(Collection entries)
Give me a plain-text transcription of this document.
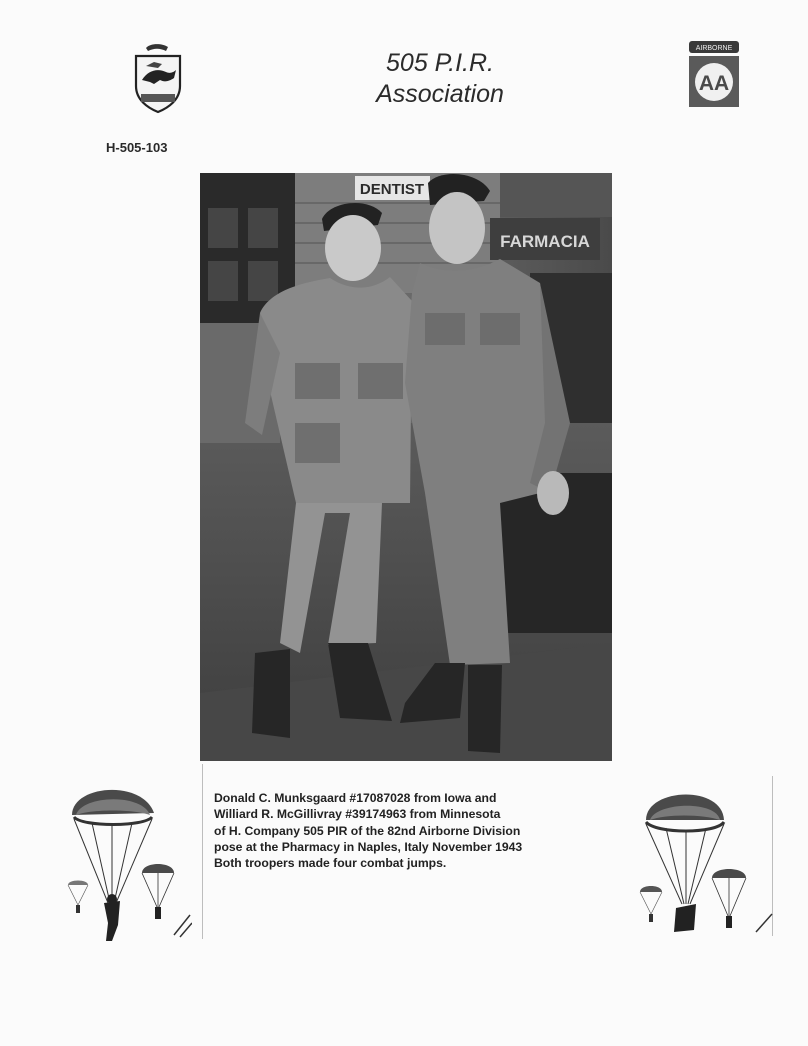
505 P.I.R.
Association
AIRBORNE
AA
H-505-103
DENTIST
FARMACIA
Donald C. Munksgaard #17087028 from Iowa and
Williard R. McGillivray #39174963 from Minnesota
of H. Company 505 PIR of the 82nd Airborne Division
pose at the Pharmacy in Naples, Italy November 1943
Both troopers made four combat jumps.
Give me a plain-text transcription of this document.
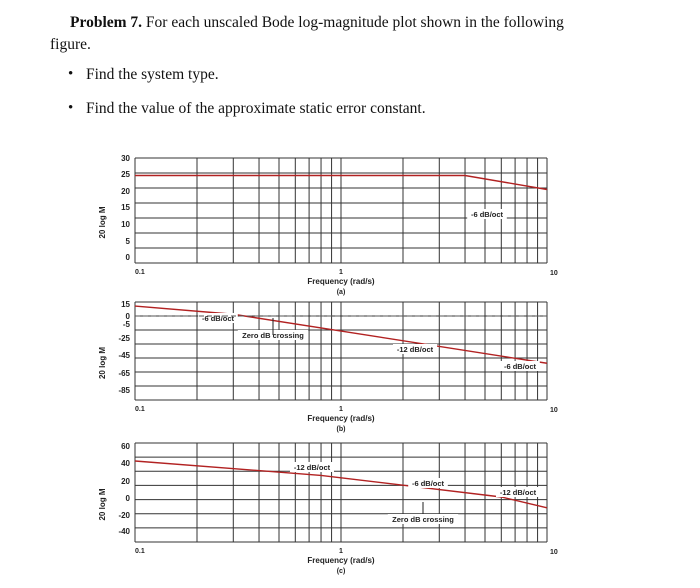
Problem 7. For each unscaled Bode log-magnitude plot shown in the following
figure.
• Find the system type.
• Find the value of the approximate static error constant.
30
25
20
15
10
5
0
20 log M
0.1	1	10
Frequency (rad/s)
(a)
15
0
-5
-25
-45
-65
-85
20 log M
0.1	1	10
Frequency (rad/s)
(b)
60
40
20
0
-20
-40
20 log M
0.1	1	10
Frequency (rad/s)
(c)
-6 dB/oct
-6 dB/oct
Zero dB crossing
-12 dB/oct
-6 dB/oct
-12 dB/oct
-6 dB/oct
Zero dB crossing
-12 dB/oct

# [EXERCISE]
Leave out the pictures and give the rest of the records again exactly.

# [RESPONSE TO THIS EXERCISE]
Give me a plain-text transcription of this document.
505 P.I.R.
Association
AIRBORNE
AA
H-505-103
DENTIST
FARMACIA
Donald C. Munksgaard #17087028 from Iowa and
Williard R. McGillivray #39174963 from Minnesota
of H. Company 505 PIR of the 82nd Airborne Division
pose at the Pharmacy in Naples, Italy November 1943
Both troopers made four combat jumps.
Give me a plain-text transcription of this document.
Problem 7. For each unscaled Bode log-magnitude plot shown in the following
figure.
• Find the system type.
• Find the value of the approximate static error constant.
30
25
20
15
10
5
0
20 log M
0.1	1	10
Frequency (rad/s)
(a)
15
0
-5
-25
-45
-65
-85
20 log M
0.1	1	10
Frequency (rad/s)
(b)
60
40
20
0
-20
-40
20 log M
0.1	1	10
Frequency (rad/s)
(c)
-6 dB/oct
-6 dB/oct
Zero dB crossing
-12 dB/oct
-6 dB/oct
-12 dB/oct
-6 dB/oct
Zero dB crossing
-12 dB/oct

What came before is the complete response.